:: Information provided ::

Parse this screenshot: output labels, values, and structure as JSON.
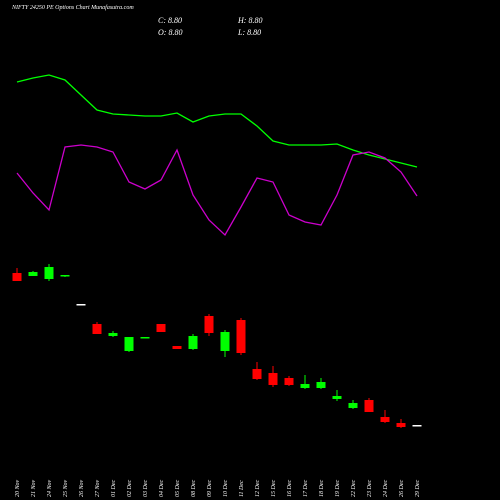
{
  "chart_data": {
    "type": "candlestick",
    "title": "NIFTY 24250  PE Options  Chart Munafasutra.com",
    "close_label": "C: 8.80",
    "high_label": "H: 8.80",
    "open_label": "O: 8.80",
    "low_label": "L: 8.80",
    "categories": [
      "20 Nov",
      "21 Nov",
      "24 Nov",
      "25 Nov",
      "26 Nov",
      "27 Nov",
      "01 Dec",
      "02 Dec",
      "03 Dec",
      "04 Dec",
      "05 Dec",
      "08 Dec",
      "09 Dec",
      "10 Dec",
      "11 Dec",
      "12 Dec",
      "15 Dec",
      "16 Dec",
      "17 Dec",
      "18 Dec",
      "19 Dec",
      "22 Dec",
      "23 Dec",
      "24 Dec",
      "26 Dec",
      "29 Dec"
    ],
    "open": [
      39.2,
      38.6,
      38,
      38.6,
      33,
      29,
      26.6,
      23.6,
      26.2,
      29,
      24.6,
      24,
      30.6,
      23.6,
      29.8,
      20,
      19.2,
      18.2,
      16.2,
      16.2,
      14,
      12.2,
      13.8,
      10.4,
      9.2,
      8.8
    ],
    "high": [
      40.2,
      39.6,
      41,
      38.8,
      33,
      29.4,
      27.6,
      26.4,
      26.4,
      29,
      24.6,
      27,
      31,
      27.8,
      30.2,
      21.4,
      20.6,
      18.6,
      18.8,
      18.2,
      15.8,
      13.8,
      14.2,
      11.8,
      10,
      8.8
    ],
    "low": [
      37.6,
      38.6,
      37.6,
      38.4,
      33,
      27,
      26.4,
      23.4,
      26.2,
      27.4,
      24,
      23.8,
      26.6,
      22.4,
      22.8,
      17.8,
      16.4,
      16.6,
      16,
      16,
      13.6,
      12,
      11.4,
      9.2,
      8.2,
      8.8
    ],
    "close": [
      37.6,
      39.4,
      40.4,
      38.8,
      33,
      27,
      27.2,
      26.4,
      26.4,
      27.4,
      24,
      26.6,
      27.2,
      27.4,
      23.2,
      18,
      16.8,
      16.8,
      17,
      17.4,
      14.6,
      13.2,
      11.4,
      9.4,
      8.4,
      8.8
    ],
    "ylim": [
      0,
      60
    ],
    "up_color": "#00ff00",
    "down_color": "#ff0000",
    "flat_color": "#ffffff",
    "series": [
      {
        "color": "#00ff00",
        "axis": "y2",
        "values": [
          168,
          172,
          175,
          170,
          155,
          140,
          136,
          135,
          134,
          134,
          137,
          128,
          134,
          136,
          136,
          124,
          109,
          105,
          105,
          105,
          106,
          100,
          95,
          91,
          87,
          83
        ]
      },
      {
        "color": "#cc00cc",
        "axis": "y2",
        "values": [
          77,
          57,
          40,
          103,
          105,
          103,
          98,
          68,
          61,
          70,
          100,
          55,
          30,
          15,
          43,
          72,
          68,
          35,
          28,
          25,
          55,
          95,
          98,
          92,
          78,
          54
        ]
      }
    ],
    "y2lim": [
      0,
      200
    ]
  }
}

:::

- [Short exercise]: The entries above are to be returned exactly, without their pictures.

- [Written solution]:
Parse this screenshot: output labels, values, and structure as JSON.
{
  "chart_data": {
    "type": "candlestick",
    "title": "NIFTY 24250  PE Options  Chart Munafasutra.com",
    "close_label": "C: 8.80",
    "high_label": "H: 8.80",
    "open_label": "O: 8.80",
    "low_label": "L: 8.80",
    "categories": [
      "20 Nov",
      "21 Nov",
      "24 Nov",
      "25 Nov",
      "26 Nov",
      "27 Nov",
      "01 Dec",
      "02 Dec",
      "03 Dec",
      "04 Dec",
      "05 Dec",
      "08 Dec",
      "09 Dec",
      "10 Dec",
      "11 Dec",
      "12 Dec",
      "15 Dec",
      "16 Dec",
      "17 Dec",
      "18 Dec",
      "19 Dec",
      "22 Dec",
      "23 Dec",
      "24 Dec",
      "26 Dec",
      "29 Dec"
    ],
    "open": [
      39.2,
      38.6,
      38,
      38.6,
      33,
      29,
      26.6,
      23.6,
      26.2,
      29,
      24.6,
      24,
      30.6,
      23.6,
      29.8,
      20,
      19.2,
      18.2,
      16.2,
      16.2,
      14,
      12.2,
      13.8,
      10.4,
      9.2,
      8.8
    ],
    "high": [
      40.2,
      39.6,
      41,
      38.8,
      33,
      29.4,
      27.6,
      26.4,
      26.4,
      29,
      24.6,
      27,
      31,
      27.8,
      30.2,
      21.4,
      20.6,
      18.6,
      18.8,
      18.2,
      15.8,
      13.8,
      14.2,
      11.8,
      10,
      8.8
    ],
    "low": [
      37.6,
      38.6,
      37.6,
      38.4,
      33,
      27,
      26.4,
      23.4,
      26.2,
      27.4,
      24,
      23.8,
      26.6,
      22.4,
      22.8,
      17.8,
      16.4,
      16.6,
      16,
      16,
      13.6,
      12,
      11.4,
      9.2,
      8.2,
      8.8
    ],
    "close": [
      37.6,
      39.4,
      40.4,
      38.8,
      33,
      27,
      27.2,
      26.4,
      26.4,
      27.4,
      24,
      26.6,
      27.2,
      27.4,
      23.2,
      18,
      16.8,
      16.8,
      17,
      17.4,
      14.6,
      13.2,
      11.4,
      9.4,
      8.4,
      8.8
    ],
    "ylim": [
      0,
      60
    ],
    "up_color": "#00ff00",
    "down_color": "#ff0000",
    "flat_color": "#ffffff",
    "series": [
      {
        "color": "#00ff00",
        "axis": "y2",
        "values": [
          168,
          172,
          175,
          170,
          155,
          140,
          136,
          135,
          134,
          134,
          137,
          128,
          134,
          136,
          136,
          124,
          109,
          105,
          105,
          105,
          106,
          100,
          95,
          91,
          87,
          83
        ]
      },
      {
        "color": "#cc00cc",
        "axis": "y2",
        "values": [
          77,
          57,
          40,
          103,
          105,
          103,
          98,
          68,
          61,
          70,
          100,
          55,
          30,
          15,
          43,
          72,
          68,
          35,
          28,
          25,
          55,
          95,
          98,
          92,
          78,
          54
        ]
      }
    ],
    "y2lim": [
      0,
      200
    ]
  }
}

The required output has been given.